> **WHAT TO PRODUCE**
State how many lines of the entries hold the string "when", and nothing more.

— Start of DATA TO USE —

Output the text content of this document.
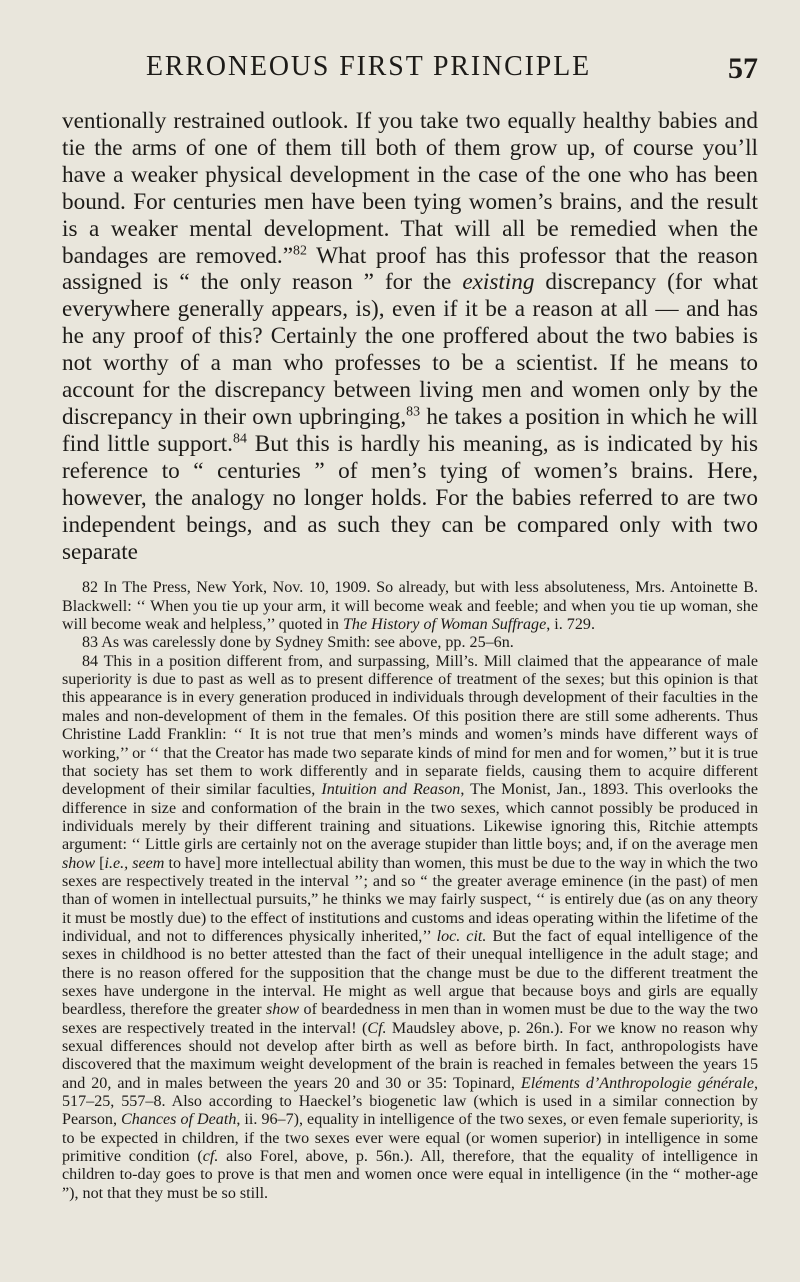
ERRONEOUS FIRST PRINCIPLE	57

ventionally restrained outlook. If you take two equally healthy babies and tie the arms of one of them till both of them grow up, of course you’ll have a weaker physical development in the case of the one who has been bound. For centuries men have been tying women’s brains, and the result is a weaker mental development. That will all be remedied when the bandages are removed.”$^{82}$ What proof has this professor that the reason assigned is “ the only reason ” for the existing discrepancy (for what everywhere generally appears, is), even if it be a reason at all — and has he any proof of this? Certainly the one proffered about the two babies is not worthy of a man who professes to be a scientist. If he means to account for the discrepancy between living men and women only by the discrepancy in their own upbringing,$^{83}$ he takes a position in which he will find little support.$^{84}$ But this is hardly his meaning, as is indicated by his reference to “ centuries ” of men’s tying of women’s brains. Here, however, the analogy no longer holds. For the babies referred to are two independent beings, and as such they can be compared only with two separate

82 In The Press, New York, Nov. 10, 1909. So already, but with less absoluteness, Mrs. Antoinette B. Blackwell: ‘‘ When you tie up your arm, it will become weak and feeble; and when you tie up woman, she will become weak and helpless,’’ quoted in The History of Woman Suffrage, i. 729.

83 As was carelessly done by Sydney Smith: see above, pp. 25–6n.

84 This in a position different from, and surpassing, Mill’s. Mill claimed that the appearance of male superiority is due to past as well as to present difference of treatment of the sexes; but this opinion is that this appearance is in every generation produced in individuals through development of their faculties in the males and non-development of them in the females. Of this position there are still some adherents. Thus Christine Ladd Franklin: ‘‘ It is not true that men’s minds and women’s minds have different ways of working,’’ or ‘‘ that the Creator has made two separate kinds of mind for men and for women,’’ but it is true that society has set them to work differently and in separate fields, causing them to acquire different development of their similar faculties, Intuition and Reason, The Monist, Jan., 1893. This overlooks the difference in size and conformation of the brain in the two sexes, which cannot possibly be produced in individuals merely by their different training and situations. Likewise ignoring this, Ritchie attempts argument: ‘‘ Little girls are certainly not on the average stupider than little boys; and, if on the average men show [i.e., seem to have] more intellectual ability than women, this must be due to the way in which the two sexes are respectively treated in the interval ’’; and so “ the greater average eminence (in the past) of men than of women in intellectual pursuits,” he thinks we may fairly suspect, ‘‘ is entirely due (as on any theory it must be mostly due) to the effect of institutions and customs and ideas operating within the lifetime of the individual, and not to differences physically inherited,’’ loc. cit. But the fact of equal intelligence of the sexes in childhood is no better attested than the fact of their unequal intelligence in the adult stage; and there is no reason offered for the supposition that the change must be due to the different treatment the sexes have undergone in the interval. He might as well argue that because boys and girls are equally beardless, therefore the greater show of beardedness in men than in women must be due to the way the two sexes are respectively treated in the interval! (Cf. Maudsley above, p. 26n.). For we know no reason why sexual differences should not develop after birth as well as before birth. In fact, anthropologists have discovered that the maximum weight development of the brain is reached in females between the years 15 and 20, and in males between the years 20 and 30 or 35: Topinard, Eléments d’Anthropologie générale, 517–25, 557–8. Also according to Haeckel’s biogenetic law (which is used in a similar connection by Pearson, Chances of Death, ii. 96–7), equality in intelligence of the two sexes, or even female superiority, is to be expected in children, if the two sexes ever were equal (or women superior) in intelligence in some primitive condition (cf. also Forel, above, p. 56n.). All, therefore, that the equality of intelligence in children to-day goes to prove is that men and women once were equal in intelligence (in the “ mother-age ”), not that they must be so still.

— End of DATA TO USE —

> **THE SOLUTION**
2